RECORD EXTRACTS:
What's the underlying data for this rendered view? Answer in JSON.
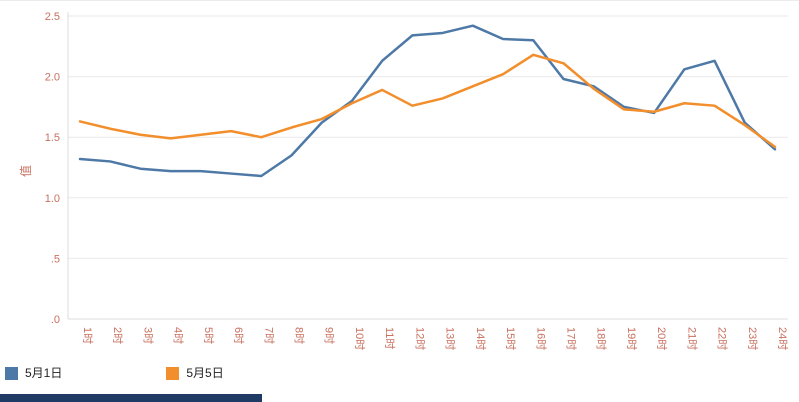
{
  "chart": {
    "y_axis_title": "值"
  },
  "chart_data": {
    "type": "line",
    "title": "",
    "xlabel": "",
    "ylabel": "值",
    "categories": [
      "1时",
      "2时",
      "3时",
      "4时",
      "5时",
      "6时",
      "7时",
      "8时",
      "9时",
      "10时",
      "11时",
      "12时",
      "13时",
      "14时",
      "15时",
      "16时",
      "17时",
      "18时",
      "19时",
      "20时",
      "21时",
      "22时",
      "23时",
      "24时"
    ],
    "series": [
      {
        "name": "5月1日",
        "color": "#4e79a7",
        "values": [
          1.32,
          1.3,
          1.24,
          1.22,
          1.22,
          1.2,
          1.18,
          1.35,
          1.62,
          1.8,
          2.13,
          2.34,
          2.36,
          2.42,
          2.31,
          2.3,
          1.98,
          1.92,
          1.75,
          1.7,
          2.06,
          2.13,
          1.62,
          1.4
        ]
      },
      {
        "name": "5月5日",
        "color": "#f28e2b",
        "values": [
          1.63,
          1.57,
          1.52,
          1.49,
          1.52,
          1.55,
          1.5,
          1.58,
          1.65,
          1.78,
          1.89,
          1.76,
          1.82,
          1.92,
          2.02,
          2.18,
          2.11,
          1.9,
          1.73,
          1.71,
          1.78,
          1.76,
          1.6,
          1.42
        ]
      }
    ],
    "ylim": [
      0,
      2.5
    ],
    "y_ticks": [
      ".0",
      ".5",
      "1.0",
      "1.5",
      "2.0",
      "2.5"
    ],
    "y_tick_values": [
      0,
      0.5,
      1.0,
      1.5,
      2.0,
      2.5
    ],
    "grid": true,
    "legend_position": "bottom-left",
    "axis_label_color": "#c9705f",
    "grid_color": "#e9e9e9",
    "axis_line_color": "#dcdcdc"
  }
}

SET TASK:
Repeat the listing above exactly, with no pictures.

COMPLETED TASK:
What's the underlying data for this rendered view? Answer in JSON.
{
  "chart": {
    "y_axis_title": "值"
  },
  "chart_data": {
    "type": "line",
    "title": "",
    "xlabel": "",
    "ylabel": "值",
    "categories": [
      "1时",
      "2时",
      "3时",
      "4时",
      "5时",
      "6时",
      "7时",
      "8时",
      "9时",
      "10时",
      "11时",
      "12时",
      "13时",
      "14时",
      "15时",
      "16时",
      "17时",
      "18时",
      "19时",
      "20时",
      "21时",
      "22时",
      "23时",
      "24时"
    ],
    "series": [
      {
        "name": "5月1日",
        "color": "#4e79a7",
        "values": [
          1.32,
          1.3,
          1.24,
          1.22,
          1.22,
          1.2,
          1.18,
          1.35,
          1.62,
          1.8,
          2.13,
          2.34,
          2.36,
          2.42,
          2.31,
          2.3,
          1.98,
          1.92,
          1.75,
          1.7,
          2.06,
          2.13,
          1.62,
          1.4
        ]
      },
      {
        "name": "5月5日",
        "color": "#f28e2b",
        "values": [
          1.63,
          1.57,
          1.52,
          1.49,
          1.52,
          1.55,
          1.5,
          1.58,
          1.65,
          1.78,
          1.89,
          1.76,
          1.82,
          1.92,
          2.02,
          2.18,
          2.11,
          1.9,
          1.73,
          1.71,
          1.78,
          1.76,
          1.6,
          1.42
        ]
      }
    ],
    "ylim": [
      0,
      2.5
    ],
    "y_ticks": [
      ".0",
      ".5",
      "1.0",
      "1.5",
      "2.0",
      "2.5"
    ],
    "y_tick_values": [
      0,
      0.5,
      1.0,
      1.5,
      2.0,
      2.5
    ],
    "grid": true,
    "legend_position": "bottom-left",
    "axis_label_color": "#c9705f",
    "grid_color": "#e9e9e9",
    "axis_line_color": "#dcdcdc"
  }
}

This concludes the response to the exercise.